» WORK TO COMPLETE: Count every line of the listing where the string "title" occurs, and reply with the count alone.

» RECORDS FOR THIS TASK:
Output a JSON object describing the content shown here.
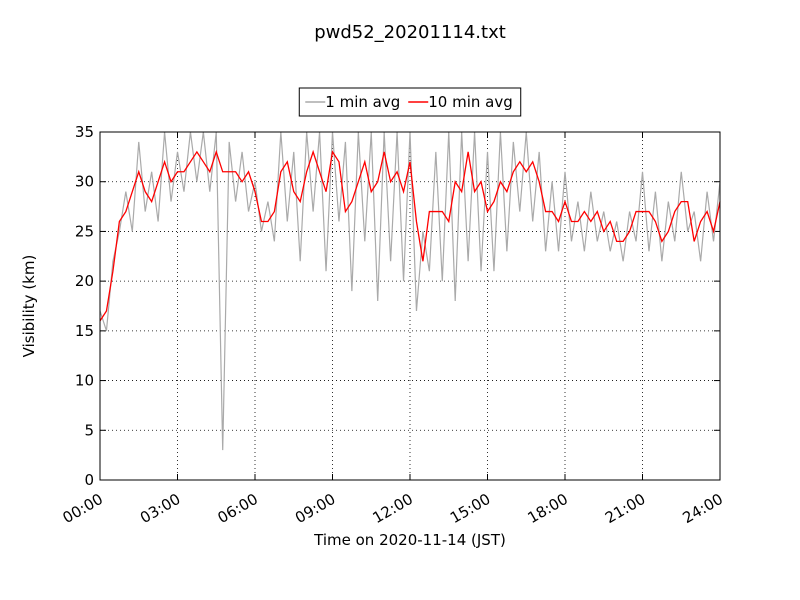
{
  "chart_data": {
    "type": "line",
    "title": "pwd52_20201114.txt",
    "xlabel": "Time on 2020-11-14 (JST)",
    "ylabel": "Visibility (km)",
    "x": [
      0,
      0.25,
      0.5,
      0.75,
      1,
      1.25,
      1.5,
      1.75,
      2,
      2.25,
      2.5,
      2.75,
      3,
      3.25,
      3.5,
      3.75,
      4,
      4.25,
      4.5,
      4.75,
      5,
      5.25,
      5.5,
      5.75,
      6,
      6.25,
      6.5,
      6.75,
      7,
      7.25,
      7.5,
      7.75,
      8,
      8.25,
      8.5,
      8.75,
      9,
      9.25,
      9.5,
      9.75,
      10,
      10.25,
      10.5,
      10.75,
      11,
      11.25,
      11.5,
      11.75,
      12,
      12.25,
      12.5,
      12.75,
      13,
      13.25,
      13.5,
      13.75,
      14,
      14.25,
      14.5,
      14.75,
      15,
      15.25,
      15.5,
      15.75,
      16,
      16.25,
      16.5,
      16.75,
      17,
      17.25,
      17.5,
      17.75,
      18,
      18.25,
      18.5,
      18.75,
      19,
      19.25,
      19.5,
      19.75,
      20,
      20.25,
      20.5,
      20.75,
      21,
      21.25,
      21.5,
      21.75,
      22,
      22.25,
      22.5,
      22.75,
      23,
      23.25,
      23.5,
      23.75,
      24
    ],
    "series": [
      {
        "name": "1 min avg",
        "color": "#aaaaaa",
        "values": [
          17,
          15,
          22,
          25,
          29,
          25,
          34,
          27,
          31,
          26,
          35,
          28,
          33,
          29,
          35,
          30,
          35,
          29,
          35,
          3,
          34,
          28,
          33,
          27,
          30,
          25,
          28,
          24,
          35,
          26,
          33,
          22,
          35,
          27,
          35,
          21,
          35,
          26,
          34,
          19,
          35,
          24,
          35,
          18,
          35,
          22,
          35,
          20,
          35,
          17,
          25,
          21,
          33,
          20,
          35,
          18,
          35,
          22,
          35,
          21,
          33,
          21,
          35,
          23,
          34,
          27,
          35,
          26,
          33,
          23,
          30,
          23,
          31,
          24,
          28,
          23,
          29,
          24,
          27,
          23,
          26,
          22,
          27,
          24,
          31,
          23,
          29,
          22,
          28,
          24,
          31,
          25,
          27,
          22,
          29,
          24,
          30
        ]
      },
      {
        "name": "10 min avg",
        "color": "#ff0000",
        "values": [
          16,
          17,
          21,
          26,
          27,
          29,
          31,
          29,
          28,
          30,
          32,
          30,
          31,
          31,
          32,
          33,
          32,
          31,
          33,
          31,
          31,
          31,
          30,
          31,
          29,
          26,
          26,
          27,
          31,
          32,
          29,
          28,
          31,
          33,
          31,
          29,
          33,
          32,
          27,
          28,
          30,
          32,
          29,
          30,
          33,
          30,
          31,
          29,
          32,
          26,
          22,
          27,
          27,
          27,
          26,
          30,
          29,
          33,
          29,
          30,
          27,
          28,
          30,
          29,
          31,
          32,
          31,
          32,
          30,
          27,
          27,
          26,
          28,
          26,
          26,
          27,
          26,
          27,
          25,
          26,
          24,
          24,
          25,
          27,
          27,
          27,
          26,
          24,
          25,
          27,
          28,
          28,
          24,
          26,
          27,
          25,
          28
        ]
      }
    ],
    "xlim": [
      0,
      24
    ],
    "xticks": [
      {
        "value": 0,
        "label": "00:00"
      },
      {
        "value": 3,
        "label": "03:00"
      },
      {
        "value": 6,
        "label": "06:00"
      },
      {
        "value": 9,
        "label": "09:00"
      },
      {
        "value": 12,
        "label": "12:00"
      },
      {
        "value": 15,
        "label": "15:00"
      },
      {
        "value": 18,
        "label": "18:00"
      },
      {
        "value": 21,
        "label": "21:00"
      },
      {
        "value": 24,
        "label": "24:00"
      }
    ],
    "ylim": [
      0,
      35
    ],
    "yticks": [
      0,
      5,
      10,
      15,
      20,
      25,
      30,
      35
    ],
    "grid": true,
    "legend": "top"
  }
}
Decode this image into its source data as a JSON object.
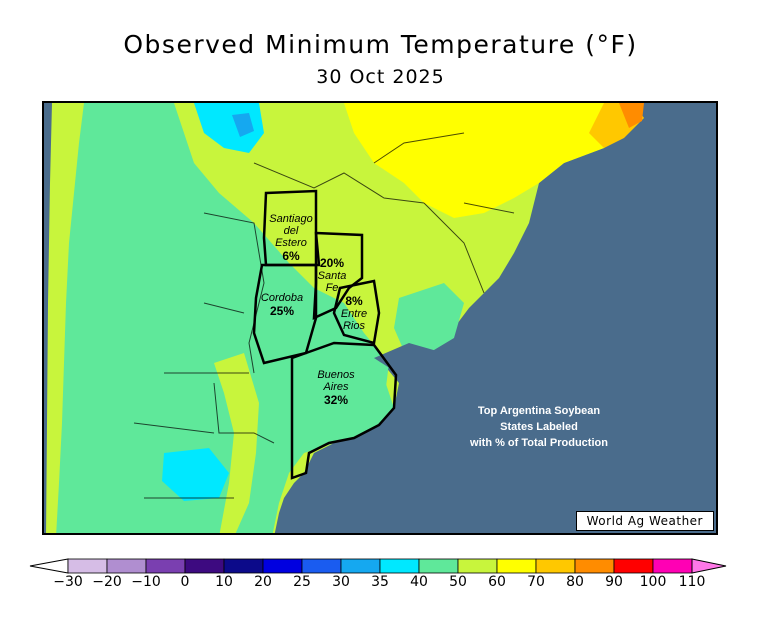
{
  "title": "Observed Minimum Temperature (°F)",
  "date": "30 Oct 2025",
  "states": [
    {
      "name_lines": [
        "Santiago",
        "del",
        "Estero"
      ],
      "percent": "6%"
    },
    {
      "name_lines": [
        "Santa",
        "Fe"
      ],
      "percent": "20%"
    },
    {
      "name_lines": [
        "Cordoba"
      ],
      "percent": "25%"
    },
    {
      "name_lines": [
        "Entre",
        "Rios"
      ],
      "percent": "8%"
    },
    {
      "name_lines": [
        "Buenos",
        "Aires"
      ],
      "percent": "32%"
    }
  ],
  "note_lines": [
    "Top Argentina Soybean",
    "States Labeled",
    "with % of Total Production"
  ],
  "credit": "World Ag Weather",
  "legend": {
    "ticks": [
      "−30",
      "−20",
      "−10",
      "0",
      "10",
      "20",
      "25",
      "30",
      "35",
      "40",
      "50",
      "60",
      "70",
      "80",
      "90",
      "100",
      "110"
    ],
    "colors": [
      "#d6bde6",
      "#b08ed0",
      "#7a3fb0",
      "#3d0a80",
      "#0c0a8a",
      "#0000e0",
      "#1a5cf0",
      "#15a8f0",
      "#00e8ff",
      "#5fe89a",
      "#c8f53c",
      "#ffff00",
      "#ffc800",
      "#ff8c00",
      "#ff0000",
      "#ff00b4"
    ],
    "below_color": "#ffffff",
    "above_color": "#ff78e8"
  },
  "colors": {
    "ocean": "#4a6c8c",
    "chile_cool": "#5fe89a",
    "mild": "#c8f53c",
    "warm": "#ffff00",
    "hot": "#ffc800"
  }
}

» THE RESPONSE: 2